* start Recorded data *

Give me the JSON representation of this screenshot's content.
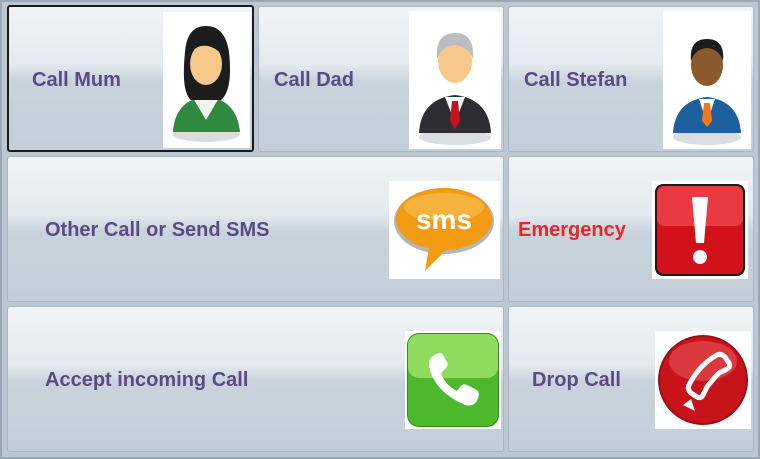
{
  "tiles": {
    "call_mum": {
      "label": "Call Mum",
      "icon": "woman-avatar-icon"
    },
    "call_dad": {
      "label": "Call Dad",
      "icon": "man-grey-hair-avatar-icon"
    },
    "call_stefan": {
      "label": "Call Stefan",
      "icon": "man-dark-skin-avatar-icon"
    },
    "other_call_sms": {
      "label": "Other Call or Send SMS",
      "icon": "sms-bubble-icon",
      "icon_text": "sms"
    },
    "emergency": {
      "label": "Emergency",
      "icon": "exclamation-warning-icon",
      "label_color": "#e8252b"
    },
    "accept_call": {
      "label": "Accept incoming Call",
      "icon": "green-phone-icon"
    },
    "drop_call": {
      "label": "Drop Call",
      "icon": "red-phone-hangup-icon"
    }
  },
  "colors": {
    "label": "#5b4a86",
    "emergency": "#e8252b",
    "accept_green": "#44b12a",
    "drop_red": "#c8131b",
    "sms_orange": "#f29a12"
  }
}
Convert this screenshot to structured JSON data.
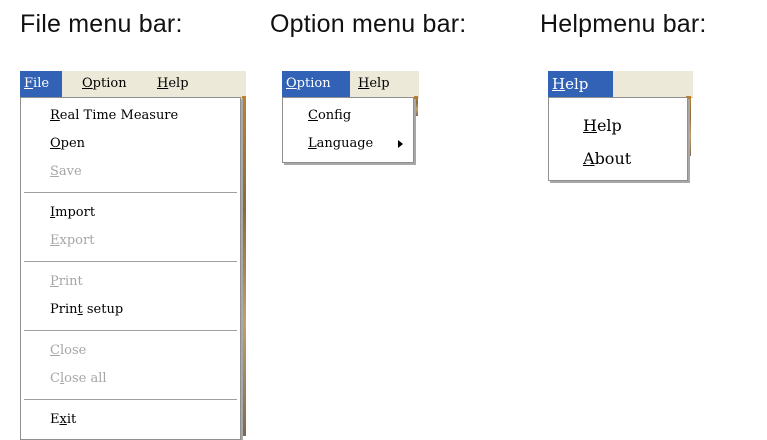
{
  "headings": {
    "file": "File menu bar:",
    "option": "Option menu bar:",
    "help": "Helpmenu bar:"
  },
  "file_menubar": {
    "items": [
      {
        "accel": "F",
        "rest": "ile"
      },
      {
        "accel": "O",
        "rest": "ption"
      },
      {
        "accel": "H",
        "rest": "elp"
      }
    ]
  },
  "file_menu": {
    "items": [
      {
        "pre": "",
        "accel": "R",
        "post": "eal Time Measure",
        "enabled": true
      },
      {
        "pre": "",
        "accel": "O",
        "post": "pen",
        "enabled": true
      },
      {
        "pre": "",
        "accel": "S",
        "post": "ave",
        "enabled": false
      },
      {
        "pre": "",
        "accel": "I",
        "post": "mport",
        "enabled": true
      },
      {
        "pre": "",
        "accel": "E",
        "post": "xport",
        "enabled": false
      },
      {
        "pre": "",
        "accel": "P",
        "post": "rint",
        "enabled": false
      },
      {
        "pre": "Prin",
        "accel": "t",
        "post": " setup",
        "enabled": true
      },
      {
        "pre": "",
        "accel": "C",
        "post": "lose",
        "enabled": false
      },
      {
        "pre": "C",
        "accel": "l",
        "post": "ose all",
        "enabled": false
      },
      {
        "pre": "E",
        "accel": "x",
        "post": "it",
        "enabled": true
      }
    ]
  },
  "option_menubar": {
    "items": [
      {
        "accel": "O",
        "rest": "ption"
      },
      {
        "accel": "H",
        "rest": "elp"
      }
    ]
  },
  "option_menu": {
    "items": [
      {
        "accel": "C",
        "rest": "onfig",
        "submenu": false
      },
      {
        "accel": "L",
        "rest": "anguage",
        "submenu": true
      }
    ]
  },
  "help_menubar": {
    "items": [
      {
        "accel": "H",
        "rest": "elp"
      }
    ]
  },
  "help_menu": {
    "items": [
      {
        "accel": "H",
        "rest": "elp"
      },
      {
        "accel": "A",
        "rest": "bout"
      }
    ]
  },
  "colors": {
    "menubar_bg": "#ece9d8",
    "highlight": "#3162b5",
    "disabled_text": "#a6a6a6"
  },
  "icons": {
    "submenu_arrow": "triangle-right-icon"
  }
}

* end Recorded data *

From the data above, copy each line that has the string "phone".

      "icon": "green-phone-icon"
      "icon": "red-phone-hangup-icon"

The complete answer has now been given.